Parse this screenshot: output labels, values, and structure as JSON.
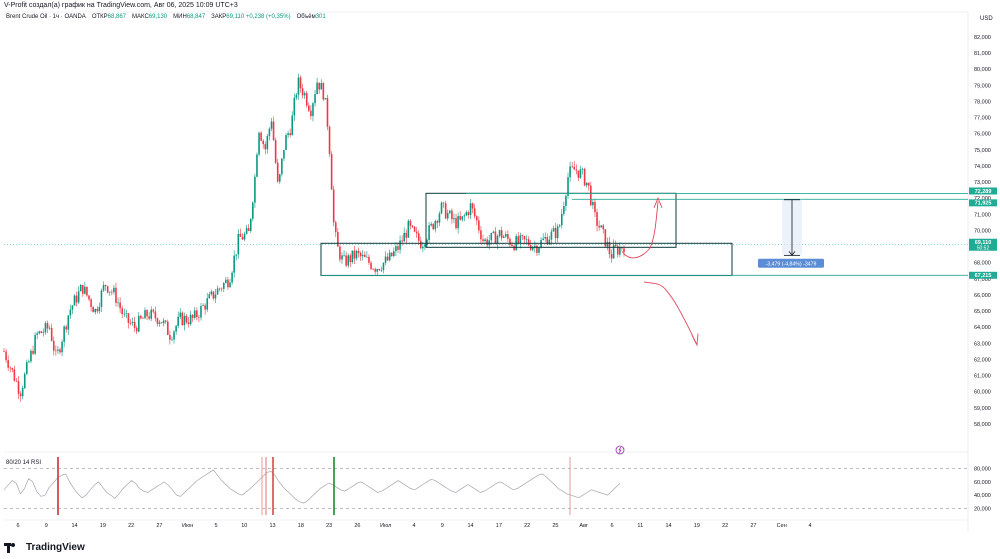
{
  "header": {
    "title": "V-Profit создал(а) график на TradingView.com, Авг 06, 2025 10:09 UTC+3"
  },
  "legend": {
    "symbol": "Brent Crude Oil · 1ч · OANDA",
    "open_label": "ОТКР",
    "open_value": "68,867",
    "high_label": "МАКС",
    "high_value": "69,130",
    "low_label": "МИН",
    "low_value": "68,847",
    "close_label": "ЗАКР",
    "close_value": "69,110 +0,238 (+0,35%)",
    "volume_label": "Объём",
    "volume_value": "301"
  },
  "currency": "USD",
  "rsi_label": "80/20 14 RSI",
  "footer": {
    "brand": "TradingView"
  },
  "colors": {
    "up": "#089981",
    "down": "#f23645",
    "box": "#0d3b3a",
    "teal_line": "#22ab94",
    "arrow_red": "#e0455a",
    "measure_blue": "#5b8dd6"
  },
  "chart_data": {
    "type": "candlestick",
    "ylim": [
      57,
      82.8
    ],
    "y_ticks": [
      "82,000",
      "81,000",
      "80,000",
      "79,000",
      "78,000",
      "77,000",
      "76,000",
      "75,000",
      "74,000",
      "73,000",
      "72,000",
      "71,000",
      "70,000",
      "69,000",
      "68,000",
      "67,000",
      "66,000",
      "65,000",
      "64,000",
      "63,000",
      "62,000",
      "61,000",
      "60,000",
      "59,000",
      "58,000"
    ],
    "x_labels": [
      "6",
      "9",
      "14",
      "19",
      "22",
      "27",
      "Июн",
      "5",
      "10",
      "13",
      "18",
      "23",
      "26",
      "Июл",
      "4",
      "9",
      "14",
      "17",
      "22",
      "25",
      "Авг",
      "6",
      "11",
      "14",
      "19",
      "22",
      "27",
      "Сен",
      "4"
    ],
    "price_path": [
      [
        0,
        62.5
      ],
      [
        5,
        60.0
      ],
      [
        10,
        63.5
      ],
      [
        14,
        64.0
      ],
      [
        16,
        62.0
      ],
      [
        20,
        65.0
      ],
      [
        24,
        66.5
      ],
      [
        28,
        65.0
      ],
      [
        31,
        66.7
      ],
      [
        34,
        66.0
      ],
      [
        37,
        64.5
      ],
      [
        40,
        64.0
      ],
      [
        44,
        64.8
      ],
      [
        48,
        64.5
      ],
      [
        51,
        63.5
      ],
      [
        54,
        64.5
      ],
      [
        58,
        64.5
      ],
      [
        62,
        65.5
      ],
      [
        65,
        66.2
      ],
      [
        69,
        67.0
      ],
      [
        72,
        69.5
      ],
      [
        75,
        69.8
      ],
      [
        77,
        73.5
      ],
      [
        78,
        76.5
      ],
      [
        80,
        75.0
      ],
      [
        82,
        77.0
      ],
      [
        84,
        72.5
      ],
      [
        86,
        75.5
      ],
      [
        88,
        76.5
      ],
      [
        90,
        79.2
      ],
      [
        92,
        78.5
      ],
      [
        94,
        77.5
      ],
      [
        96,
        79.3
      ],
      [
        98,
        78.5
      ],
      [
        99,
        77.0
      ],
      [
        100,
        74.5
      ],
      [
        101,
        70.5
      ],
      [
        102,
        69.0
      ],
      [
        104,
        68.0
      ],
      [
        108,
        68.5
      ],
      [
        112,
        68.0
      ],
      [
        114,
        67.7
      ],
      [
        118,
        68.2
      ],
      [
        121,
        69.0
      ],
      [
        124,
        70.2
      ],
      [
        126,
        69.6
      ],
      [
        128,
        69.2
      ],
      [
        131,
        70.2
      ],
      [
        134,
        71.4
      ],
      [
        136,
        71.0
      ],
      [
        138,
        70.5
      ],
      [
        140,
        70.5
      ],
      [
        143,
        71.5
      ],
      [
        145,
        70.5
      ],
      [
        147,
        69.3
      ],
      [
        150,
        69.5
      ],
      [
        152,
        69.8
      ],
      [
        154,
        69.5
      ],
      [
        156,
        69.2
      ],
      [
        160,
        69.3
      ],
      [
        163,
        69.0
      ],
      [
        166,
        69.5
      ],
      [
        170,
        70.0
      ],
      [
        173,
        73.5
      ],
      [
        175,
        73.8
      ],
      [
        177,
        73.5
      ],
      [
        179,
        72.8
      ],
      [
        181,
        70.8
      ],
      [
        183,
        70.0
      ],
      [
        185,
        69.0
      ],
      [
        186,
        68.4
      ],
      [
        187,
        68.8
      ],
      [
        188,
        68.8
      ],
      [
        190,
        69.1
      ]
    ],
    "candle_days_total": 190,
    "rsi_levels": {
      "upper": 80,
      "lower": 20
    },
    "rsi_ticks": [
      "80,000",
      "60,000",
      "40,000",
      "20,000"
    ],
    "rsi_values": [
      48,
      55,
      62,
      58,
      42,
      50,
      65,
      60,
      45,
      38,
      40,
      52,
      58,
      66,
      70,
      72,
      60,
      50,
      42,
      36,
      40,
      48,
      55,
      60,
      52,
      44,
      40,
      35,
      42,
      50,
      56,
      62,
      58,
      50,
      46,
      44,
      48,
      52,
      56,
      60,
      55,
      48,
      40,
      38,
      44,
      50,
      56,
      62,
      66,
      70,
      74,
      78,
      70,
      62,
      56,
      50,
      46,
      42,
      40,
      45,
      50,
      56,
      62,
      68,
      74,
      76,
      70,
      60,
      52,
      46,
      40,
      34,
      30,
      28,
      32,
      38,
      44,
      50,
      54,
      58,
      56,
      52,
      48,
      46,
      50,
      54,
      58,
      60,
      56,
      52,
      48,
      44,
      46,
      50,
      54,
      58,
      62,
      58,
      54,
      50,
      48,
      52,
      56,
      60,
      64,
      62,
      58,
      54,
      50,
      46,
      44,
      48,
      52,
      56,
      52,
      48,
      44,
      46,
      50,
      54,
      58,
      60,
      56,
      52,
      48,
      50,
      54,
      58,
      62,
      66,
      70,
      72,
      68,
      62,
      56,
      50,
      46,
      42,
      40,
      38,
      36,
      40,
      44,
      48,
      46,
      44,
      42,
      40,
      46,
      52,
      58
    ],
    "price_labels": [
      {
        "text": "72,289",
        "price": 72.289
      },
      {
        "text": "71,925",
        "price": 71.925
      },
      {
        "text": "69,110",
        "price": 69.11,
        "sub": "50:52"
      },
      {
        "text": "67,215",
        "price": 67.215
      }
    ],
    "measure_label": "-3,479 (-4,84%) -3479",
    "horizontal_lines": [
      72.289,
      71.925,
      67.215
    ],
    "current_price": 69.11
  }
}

- - -

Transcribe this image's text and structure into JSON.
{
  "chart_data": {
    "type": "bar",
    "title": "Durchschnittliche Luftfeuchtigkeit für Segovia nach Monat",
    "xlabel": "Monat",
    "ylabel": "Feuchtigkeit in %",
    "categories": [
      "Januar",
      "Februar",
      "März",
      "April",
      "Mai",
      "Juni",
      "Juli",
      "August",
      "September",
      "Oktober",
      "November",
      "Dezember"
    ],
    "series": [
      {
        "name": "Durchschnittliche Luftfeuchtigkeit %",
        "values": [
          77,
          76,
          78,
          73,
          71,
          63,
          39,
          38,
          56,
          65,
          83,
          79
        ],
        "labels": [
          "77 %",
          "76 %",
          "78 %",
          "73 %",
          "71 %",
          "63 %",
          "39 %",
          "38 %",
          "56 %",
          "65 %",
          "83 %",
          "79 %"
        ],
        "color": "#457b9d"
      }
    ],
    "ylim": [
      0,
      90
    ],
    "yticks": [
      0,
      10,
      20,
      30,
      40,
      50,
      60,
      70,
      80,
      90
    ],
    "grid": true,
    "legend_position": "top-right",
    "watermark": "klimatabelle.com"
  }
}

- - -

▶ **GIVEN INSTRUCTION**
How many lines in the entries contain the string "this"? Answer with the number only.

▶ **REPLY TO THE EXERCISE**
2